**Extracted records:**

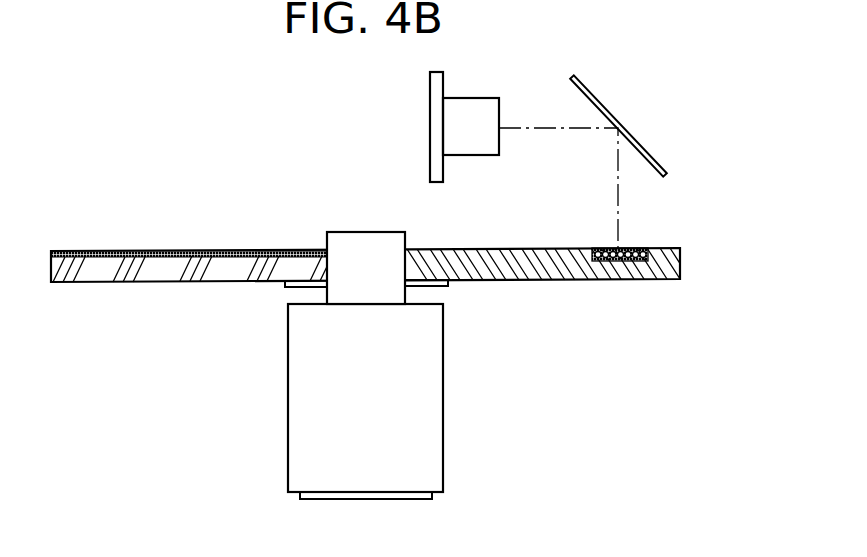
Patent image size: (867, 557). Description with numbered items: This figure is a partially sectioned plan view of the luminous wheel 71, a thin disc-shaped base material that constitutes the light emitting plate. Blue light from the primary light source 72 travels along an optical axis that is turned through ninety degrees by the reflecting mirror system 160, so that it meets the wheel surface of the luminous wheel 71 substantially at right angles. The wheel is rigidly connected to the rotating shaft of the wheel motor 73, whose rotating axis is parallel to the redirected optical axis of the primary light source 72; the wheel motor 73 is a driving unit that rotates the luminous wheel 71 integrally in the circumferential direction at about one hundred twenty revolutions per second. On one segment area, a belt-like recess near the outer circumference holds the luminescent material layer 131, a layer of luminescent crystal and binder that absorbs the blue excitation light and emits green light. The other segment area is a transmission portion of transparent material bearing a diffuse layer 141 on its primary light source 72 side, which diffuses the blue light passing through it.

The luminous wheel 71 is at (684, 289).
The primary light source 72 is at (473, 147).
The wheel motor 73 is at (308, 418).
The luminescent material layer 131 is at (607, 247).
The diffuse layer 141 is at (115, 251).
The reflecting mirror system 160 is at (667, 155).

**Written request:**
Can you reproduce all of the data above word for word, without including the picture?

**Task result:**
Patent image size: (867, 557). Description with numbered items: This figure is a partially sectioned plan view of the luminous wheel 71, a thin disc-shaped base material that constitutes the light emitting plate. Blue light from the primary light source 72 travels along an optical axis that is turned through ninety degrees by the reflecting mirror system 160, so that it meets the wheel surface of the luminous wheel 71 substantially at right angles. The wheel is rigidly connected to the rotating shaft of the wheel motor 73, whose rotating axis is parallel to the redirected optical axis of the primary light source 72; the wheel motor 73 is a driving unit that rotates the luminous wheel 71 integrally in the circumferential direction at about one hundred twenty revolutions per second. On one segment area, a belt-like recess near the outer circumference holds the luminescent material layer 131, a layer of luminescent crystal and binder that absorbs the blue excitation light and emits green light. The other segment area is a transmission portion of transparent material bearing a diffuse layer 141 on its primary light source 72 side, which diffuses the blue light passing through it.

The luminous wheel 71 is at (684, 289).
The primary light source 72 is at (473, 147).
The wheel motor 73 is at (308, 418).
The luminescent material layer 131 is at (607, 247).
The diffuse layer 141 is at (115, 251).
The reflecting mirror system 160 is at (667, 155).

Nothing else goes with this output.